The exercise: Write every entry out again exactly, please, and skip the pictures.

(Collected data entries)
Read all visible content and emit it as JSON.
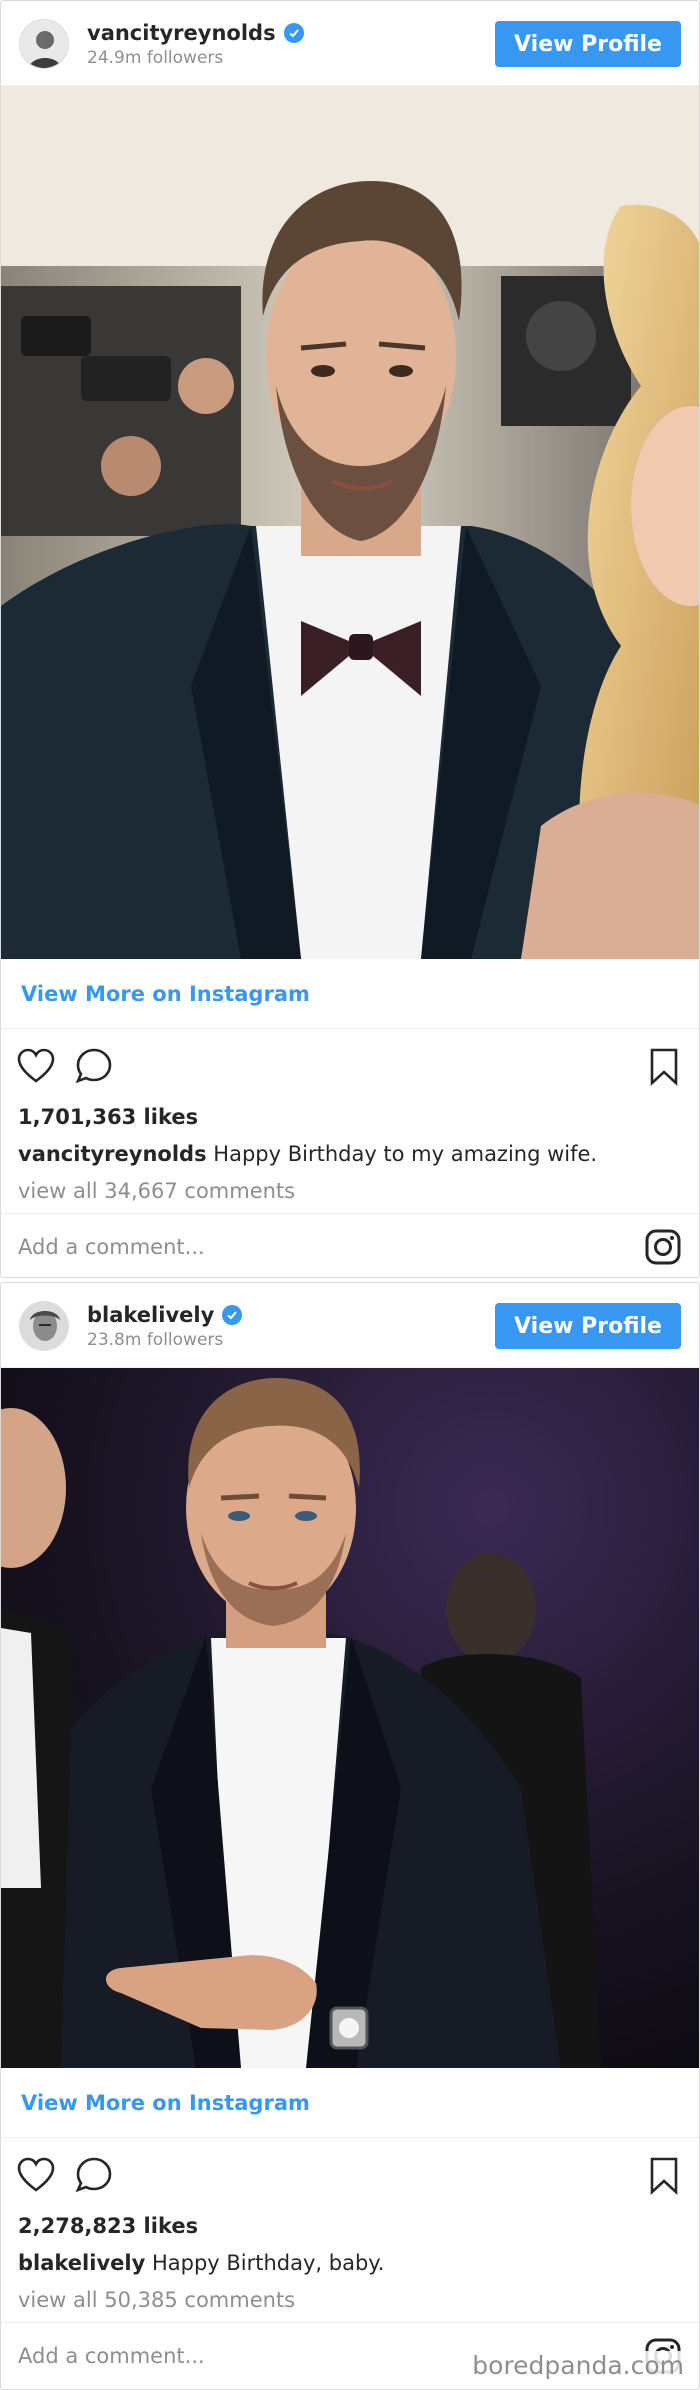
{
  "posts": [
    {
      "username": "vancityreynolds",
      "followers": "24.9m followers",
      "view_profile_label": "View Profile",
      "view_more_label": "View More on Instagram",
      "likes": "1,701,363 likes",
      "caption_user": "vancityreynolds",
      "caption_text": "Happy Birthday to my amazing wife.",
      "comments_link": "view all 34,667 comments",
      "add_comment_placeholder": "Add a comment..."
    },
    {
      "username": "blakelively",
      "followers": "23.8m followers",
      "view_profile_label": "View Profile",
      "view_more_label": "View More on Instagram",
      "likes": "2,278,823 likes",
      "caption_user": "blakelively",
      "caption_text": "Happy Birthday, baby.",
      "comments_link": "view all 50,385 comments",
      "add_comment_placeholder": "Add a comment..."
    }
  ],
  "icons": {
    "like": "heart-icon",
    "comment": "comment-icon",
    "save": "bookmark-icon",
    "instagram": "instagram-icon",
    "verified": "verified-badge-icon"
  },
  "colors": {
    "accent": "#3897f0",
    "muted": "#8e8e8e",
    "border": "#dbdbdb"
  },
  "watermark": "boredpanda.com"
}
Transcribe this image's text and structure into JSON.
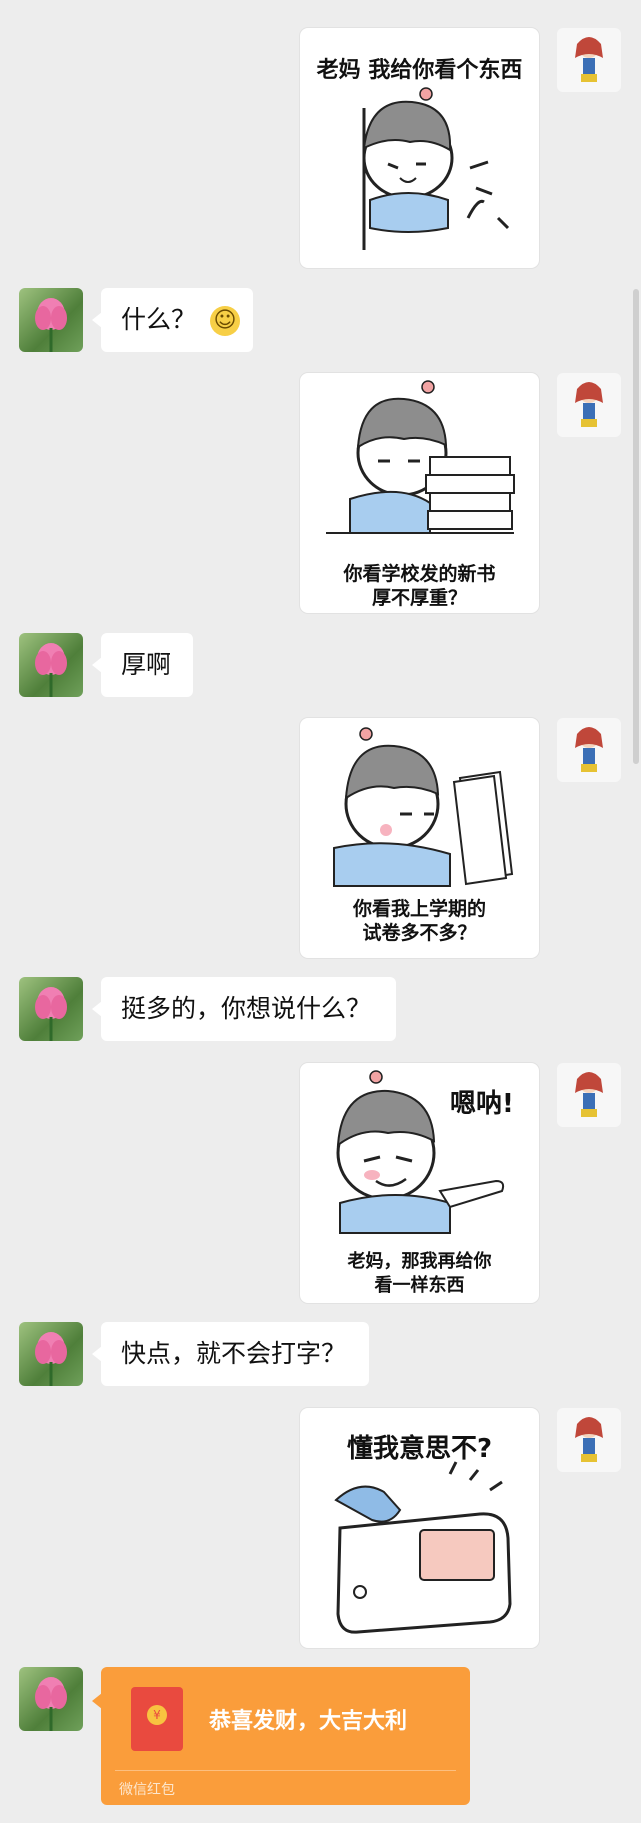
{
  "messages": [
    {
      "sticker_caption_1": "老妈 我给你看个东西"
    },
    {
      "text": "什么？"
    },
    {
      "sticker_caption_1": "你看学校发的新书",
      "sticker_caption_2": "厚不厚重？"
    },
    {
      "text": "厚啊"
    },
    {
      "sticker_caption_1": "你看我上学期的",
      "sticker_caption_2": "试卷多不多？"
    },
    {
      "text": "挺多的，你想说什么？"
    },
    {
      "sticker_shout": "嗯呐!",
      "sticker_caption_1": "老妈，那我再给你",
      "sticker_caption_2": "看一样东西"
    },
    {
      "text": "快点，就不会打字？"
    },
    {
      "sticker_caption_1": "懂我意思不?"
    }
  ],
  "red_packet": {
    "title": "恭喜发财，大吉大利",
    "footer": "微信红包",
    "coin_symbol": "¥"
  },
  "emoji": {
    "smile": "☺"
  },
  "colors": {
    "background": "#ededed",
    "red_packet": "#fa9d3b",
    "envelope": "#e94a3f"
  }
}
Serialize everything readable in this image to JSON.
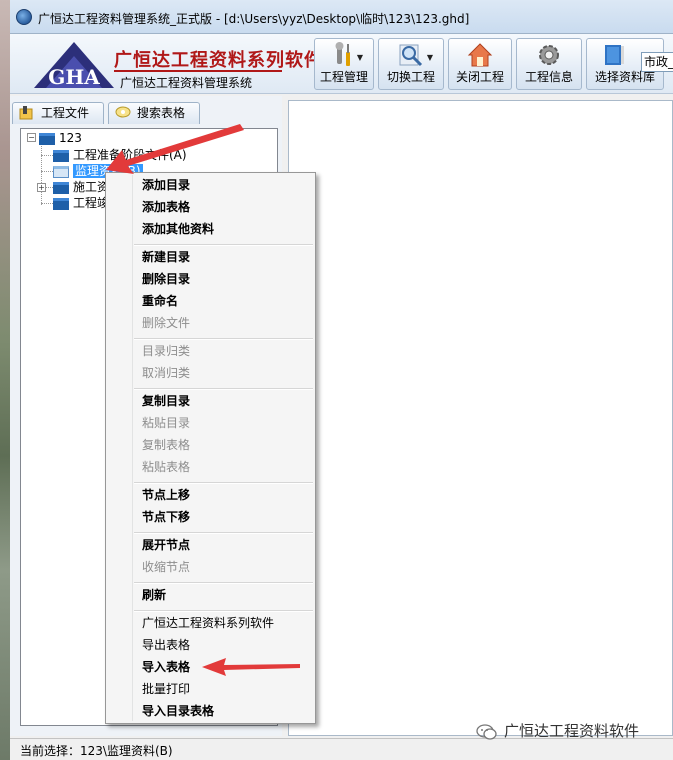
{
  "window": {
    "title": "广恒达工程资料管理系统_正式版 - [d:\\Users\\yyz\\Desktop\\临时\\123\\123.ghd]"
  },
  "brand": {
    "logo_icon": "gha-logo",
    "main": "广恒达工程资料系列软件",
    "sub": "广恒达工程资料管理系统",
    "accent_color": "#b01818"
  },
  "toolbar": {
    "buttons": [
      {
        "label": "工程管理",
        "icon": "wrench-screwdriver-icon",
        "has_dropdown": true
      },
      {
        "label": "切换工程",
        "icon": "magnifier-icon",
        "has_dropdown": true
      },
      {
        "label": "关闭工程",
        "icon": "house-icon",
        "has_dropdown": false
      },
      {
        "label": "工程信息",
        "icon": "gear-icon",
        "has_dropdown": false
      },
      {
        "label": "选择资料库",
        "icon": "book-icon",
        "has_dropdown": false
      }
    ],
    "combo_value": "市政_"
  },
  "tabs": [
    {
      "label": "工程文件",
      "icon": "folder-bookmark-icon"
    },
    {
      "label": "搜索表格",
      "icon": "search-bubble-icon"
    }
  ],
  "tree": {
    "root": "123",
    "children": [
      {
        "label": "工程准备阶段文件(A)"
      },
      {
        "label": "监理资料(B)"
      },
      {
        "label": "施工资"
      },
      {
        "label": "工程竣"
      }
    ]
  },
  "context_menu": {
    "items": [
      {
        "label": "添加目录",
        "state": "bold"
      },
      {
        "label": "添加表格",
        "state": "bold"
      },
      {
        "label": "添加其他资料",
        "state": "bold"
      },
      {
        "label": "新建目录",
        "state": "bold"
      },
      {
        "label": "删除目录",
        "state": "bold"
      },
      {
        "label": "重命名",
        "state": "bold"
      },
      {
        "label": "删除文件",
        "state": "disabled"
      },
      {
        "label": "目录归类",
        "state": "disabled"
      },
      {
        "label": "取消归类",
        "state": "disabled"
      },
      {
        "label": "复制目录",
        "state": "bold"
      },
      {
        "label": "粘贴目录",
        "state": "disabled"
      },
      {
        "label": "复制表格",
        "state": "disabled"
      },
      {
        "label": "粘贴表格",
        "state": "disabled"
      },
      {
        "label": "节点上移",
        "state": "bold"
      },
      {
        "label": "节点下移",
        "state": "bold"
      },
      {
        "label": "展开节点",
        "state": "bold"
      },
      {
        "label": "收缩节点",
        "state": "disabled"
      },
      {
        "label": "刷新",
        "state": "bold"
      },
      {
        "label": "广恒达工程资料系列软件",
        "state": "normal"
      },
      {
        "label": "导出表格",
        "state": "normal"
      },
      {
        "label": "导入表格",
        "state": "bold"
      },
      {
        "label": "批量打印",
        "state": "normal"
      },
      {
        "label": "导入目录表格",
        "state": "bold"
      }
    ]
  },
  "status": {
    "text": "当前选择：123\\监理资料(B)"
  },
  "watermark": {
    "text": "广恒达工程资料软件",
    "icon": "wechat-icon"
  },
  "annotation_color": "#e23a3a"
}
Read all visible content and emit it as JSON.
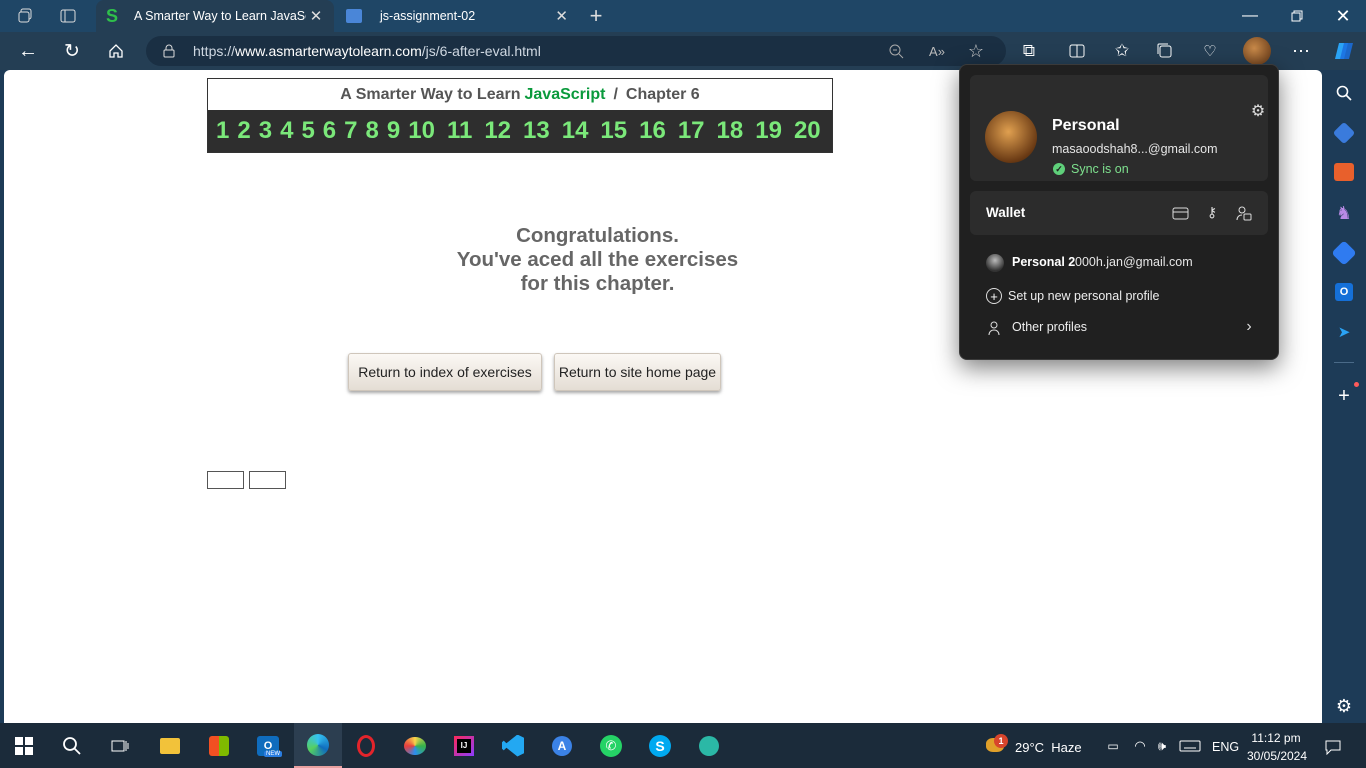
{
  "browser": {
    "tabs": [
      {
        "title": "A Smarter Way to Learn JavaScrip",
        "favicon": "S"
      },
      {
        "title": "js-assignment-02"
      }
    ],
    "address": {
      "scheme": "https://",
      "host": "www.asmarterwaytolearn.com",
      "path": "/js/6-after-eval.html"
    },
    "colors": {
      "accent": "#0a9a3c",
      "chapter_nums": "#7be87a"
    }
  },
  "page": {
    "header": {
      "prefix": "A Smarter Way to Learn",
      "highlight": "JavaScript",
      "sep": "/",
      "chapter": "Chapter 6"
    },
    "chapters": [
      "1",
      "2",
      "3",
      "4",
      "5",
      "6",
      "7",
      "8",
      "9",
      "10",
      "11",
      "12",
      "13",
      "14",
      "15",
      "16",
      "17",
      "18",
      "19",
      "20"
    ],
    "congrats": [
      "Congratulations.",
      "You've aced all the exercises",
      "for this chapter."
    ],
    "buttons": {
      "index": "Return to index of exercises",
      "home": "Return to site home page"
    }
  },
  "profile": {
    "name": "Personal",
    "email": "masaoodshah8...@gmail.com",
    "sync": "Sync is on",
    "wallet": "Wallet",
    "other_name": "Personal 2",
    "other_email": "000h.jan@gmail.com",
    "setup": "Set up new personal profile",
    "others": "Other profiles"
  },
  "taskbar": {
    "weather": "29°C  Haze",
    "lang": "ENG",
    "time": "11:12 pm",
    "date": "30/05/2024",
    "badge": "1",
    "outlook_badge": "NEW"
  }
}
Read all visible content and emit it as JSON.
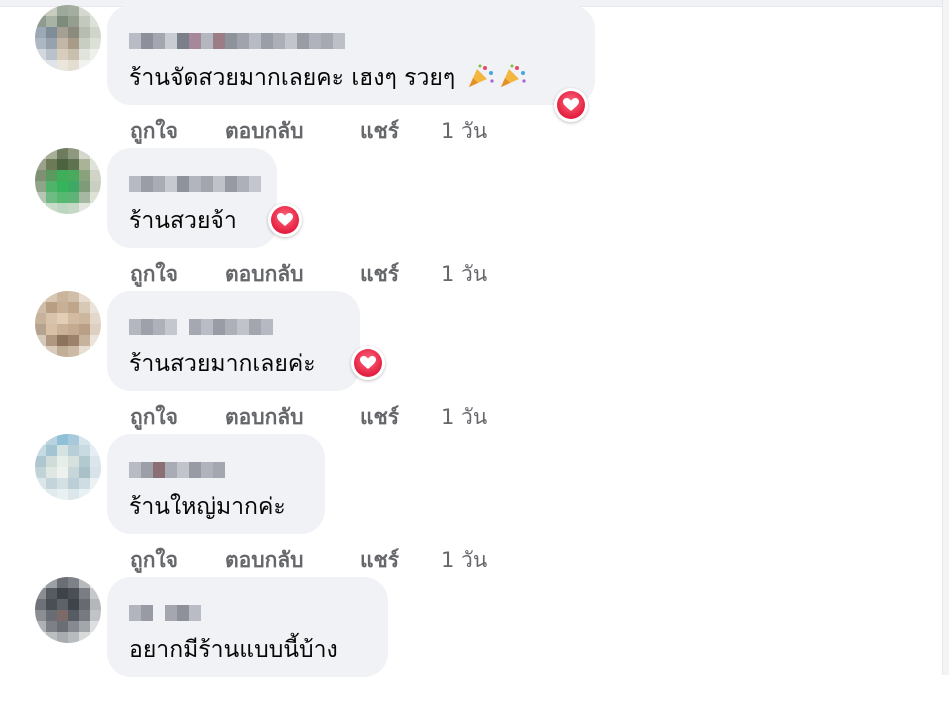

Answer in full:
Read all visible content and emit it as JSON.
{
  "posts": [
    {
      "username": "vancityreynolds",
      "followers": "24.9m followers",
      "view_profile_label": "View Profile",
      "view_more_label": "View More on Instagram",
      "likes": "1,701,363 likes",
      "caption_user": "vancityreynolds",
      "caption_text": "Happy Birthday to my amazing wife.",
      "comments_link": "view all 34,667 comments",
      "add_comment_placeholder": "Add a comment..."
    },
    {
      "username": "blakelively",
      "followers": "23.8m followers",
      "view_profile_label": "View Profile",
      "view_more_label": "View More on Instagram",
      "likes": "2,278,823 likes",
      "caption_user": "blakelively",
      "caption_text": "Happy Birthday, baby.",
      "comments_link": "view all 50,385 comments",
      "add_comment_placeholder": "Add a comment..."
    }
  ],
  "icons": {
    "like": "heart-icon",
    "comment": "comment-icon",
    "save": "bookmark-icon",
    "instagram": "instagram-icon",
    "verified": "verified-badge-icon"
  },
  "colors": {
    "accent": "#3897f0",
    "muted": "#8e8e8e",
    "border": "#dbdbdb"
  },
  "watermark": "boredpanda.com"
}
Transcribe this image's text and structure into JSON.
{
  "messages": [
    {
      "sticker_caption_1": "老妈 我给你看个东西"
    },
    {
      "text": "什么？"
    },
    {
      "sticker_caption_1": "你看学校发的新书",
      "sticker_caption_2": "厚不厚重？"
    },
    {
      "text": "厚啊"
    },
    {
      "sticker_caption_1": "你看我上学期的",
      "sticker_caption_2": "试卷多不多？"
    },
    {
      "text": "挺多的，你想说什么？"
    },
    {
      "sticker_shout": "嗯呐!",
      "sticker_caption_1": "老妈，那我再给你",
      "sticker_caption_2": "看一样东西"
    },
    {
      "text": "快点，就不会打字？"
    },
    {
      "sticker_caption_1": "懂我意思不?"
    }
  ],
  "red_packet": {
    "title": "恭喜发财，大吉大利",
    "footer": "微信红包",
    "coin_symbol": "¥"
  },
  "emoji": {
    "smile": "☺"
  },
  "colors": {
    "background": "#ededed",
    "red_packet": "#fa9d3b",
    "envelope": "#e94a3f"
  }
}
Serialize everything readable in this image to JSON.
{
  "window": {
    "title": "广恒达工程资料管理系统_正式版 - [d:\\Users\\yyz\\Desktop\\临时\\123\\123.ghd]"
  },
  "brand": {
    "logo_icon": "gha-logo",
    "main": "广恒达工程资料系列软件",
    "sub": "广恒达工程资料管理系统",
    "accent_color": "#b01818"
  },
  "toolbar": {
    "buttons": [
      {
        "label": "工程管理",
        "icon": "wrench-screwdriver-icon",
        "has_dropdown": true
      },
      {
        "label": "切换工程",
        "icon": "magnifier-icon",
        "has_dropdown": true
      },
      {
        "label": "关闭工程",
        "icon": "house-icon",
        "has_dropdown": false
      },
      {
        "label": "工程信息",
        "icon": "gear-icon",
        "has_dropdown": false
      },
      {
        "label": "选择资料库",
        "icon": "book-icon",
        "has_dropdown": false
      }
    ],
    "combo_value": "市政_"
  },
  "tabs": [
    {
      "label": "工程文件",
      "icon": "folder-bookmark-icon"
    },
    {
      "label": "搜索表格",
      "icon": "search-bubble-icon"
    }
  ],
  "tree": {
    "root": "123",
    "children": [
      {
        "label": "工程准备阶段文件(A)"
      },
      {
        "label": "监理资料(B)"
      },
      {
        "label": "施工资"
      },
      {
        "label": "工程竣"
      }
    ]
  },
  "context_menu": {
    "items": [
      {
        "label": "添加目录",
        "state": "bold"
      },
      {
        "label": "添加表格",
        "state": "bold"
      },
      {
        "label": "添加其他资料",
        "state": "bold"
      },
      {
        "label": "新建目录",
        "state": "bold"
      },
      {
        "label": "删除目录",
        "state": "bold"
      },
      {
        "label": "重命名",
        "state": "bold"
      },
      {
        "label": "删除文件",
        "state": "disabled"
      },
      {
        "label": "目录归类",
        "state": "disabled"
      },
      {
        "label": "取消归类",
        "state": "disabled"
      },
      {
        "label": "复制目录",
        "state": "bold"
      },
      {
        "label": "粘贴目录",
        "state": "disabled"
      },
      {
        "label": "复制表格",
        "state": "disabled"
      },
      {
        "label": "粘贴表格",
        "state": "disabled"
      },
      {
        "label": "节点上移",
        "state": "bold"
      },
      {
        "label": "节点下移",
        "state": "bold"
      },
      {
        "label": "展开节点",
        "state": "bold"
      },
      {
        "label": "收缩节点",
        "state": "disabled"
      },
      {
        "label": "刷新",
        "state": "bold"
      },
      {
        "label": "广恒达工程资料系列软件",
        "state": "normal"
      },
      {
        "label": "导出表格",
        "state": "normal"
      },
      {
        "label": "导入表格",
        "state": "bold"
      },
      {
        "label": "批量打印",
        "state": "normal"
      },
      {
        "label": "导入目录表格",
        "state": "bold"
      }
    ]
  },
  "status": {
    "text": "当前选择：123\\监理资料(B)"
  },
  "watermark": {
    "text": "广恒达工程资料软件",
    "icon": "wechat-icon"
  },
  "annotation_color": "#e23a3a"
}
Read all visible content and emit it as JSON.
{
  "browser": {
    "tabs": [
      {
        "title": "A Smarter Way to Learn JavaScrip",
        "favicon": "S"
      },
      {
        "title": "js-assignment-02"
      }
    ],
    "address": {
      "scheme": "https://",
      "host": "www.asmarterwaytolearn.com",
      "path": "/js/6-after-eval.html"
    },
    "colors": {
      "accent": "#0a9a3c",
      "chapter_nums": "#7be87a"
    }
  },
  "page": {
    "header": {
      "prefix": "A Smarter Way to Learn",
      "highlight": "JavaScript",
      "sep": "/",
      "chapter": "Chapter 6"
    },
    "chapters": [
      "1",
      "2",
      "3",
      "4",
      "5",
      "6",
      "7",
      "8",
      "9",
      "10",
      "11",
      "12",
      "13",
      "14",
      "15",
      "16",
      "17",
      "18",
      "19",
      "20"
    ],
    "congrats": [
      "Congratulations.",
      "You've aced all the exercises",
      "for this chapter."
    ],
    "buttons": {
      "index": "Return to index of exercises",
      "home": "Return to site home page"
    }
  },
  "profile": {
    "name": "Personal",
    "email": "masaoodshah8...@gmail.com",
    "sync": "Sync is on",
    "wallet": "Wallet",
    "other_name": "Personal 2",
    "other_email": "000h.jan@gmail.com",
    "setup": "Set up new personal profile",
    "others": "Other profiles"
  },
  "taskbar": {
    "weather": "29°C  Haze",
    "lang": "ENG",
    "time": "11:12 pm",
    "date": "30/05/2024",
    "badge": "1",
    "outlook_badge": "NEW"
  }
}
Read all visible content and emit it as JSON.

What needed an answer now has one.